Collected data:

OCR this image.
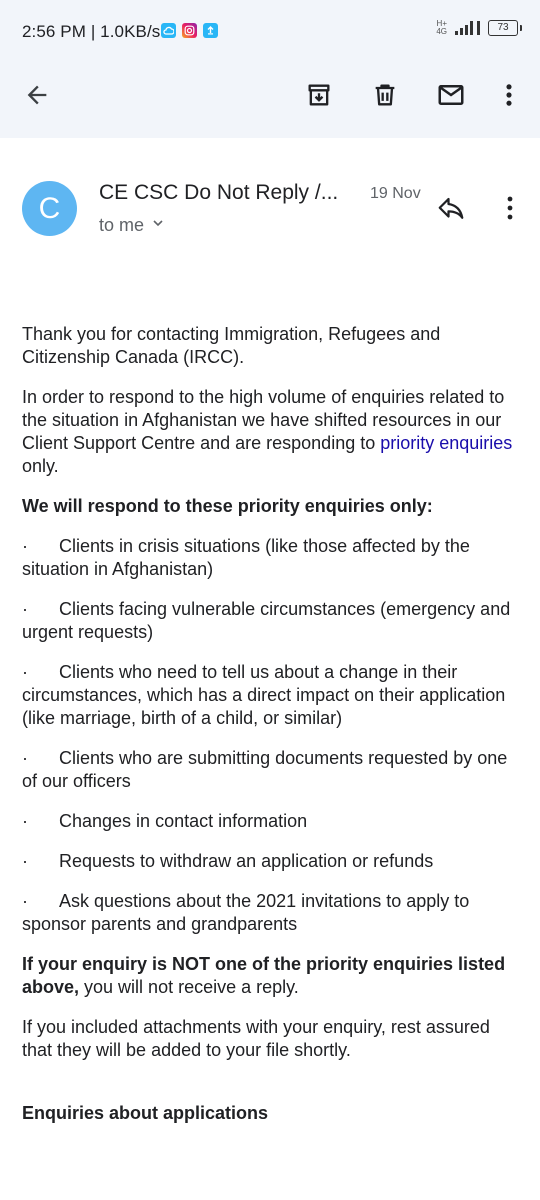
2:56 PM | 1.0KB/s	H+
4G	73
C CE CSC Do Not Reply /... 19 Nov
to me

Thank you for contacting Immigration, Refugees and Citizenship Canada (IRCC).

In order to respond to the high volume of enquiries related to the situation in Afghanistan we have shifted resources in our Client Support Centre and are responding to priority enquiries only.

We will respond to these priority enquiries only:

· Clients in crisis situations (like those affected by the situation in Afghanistan)

· Clients facing vulnerable circumstances (emergency and urgent requests)

· Clients who need to tell us about a change in their circumstances, which has a direct impact on their application (like marriage, birth of a child, or similar)

· Clients who are submitting documents requested by one of our officers

· Changes in contact information

· Requests to withdraw an application or refunds

· Ask questions about the 2021 invitations to apply to sponsor parents and grandparents

If your enquiry is NOT one of the priority enquiries listed above, you will not receive a reply.

If you included attachments with your enquiry, rest assured that they will be added to your file shortly.

Enquiries about applications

### Work instructions
Write out every line of the preceding listing that contains "your".

### Answer to this exercise
If your enquiry is NOT one of the priority enquiries listed above, you will not receive a reply.
If you included attachments with your enquiry, rest assured that they will be added to your file shortly.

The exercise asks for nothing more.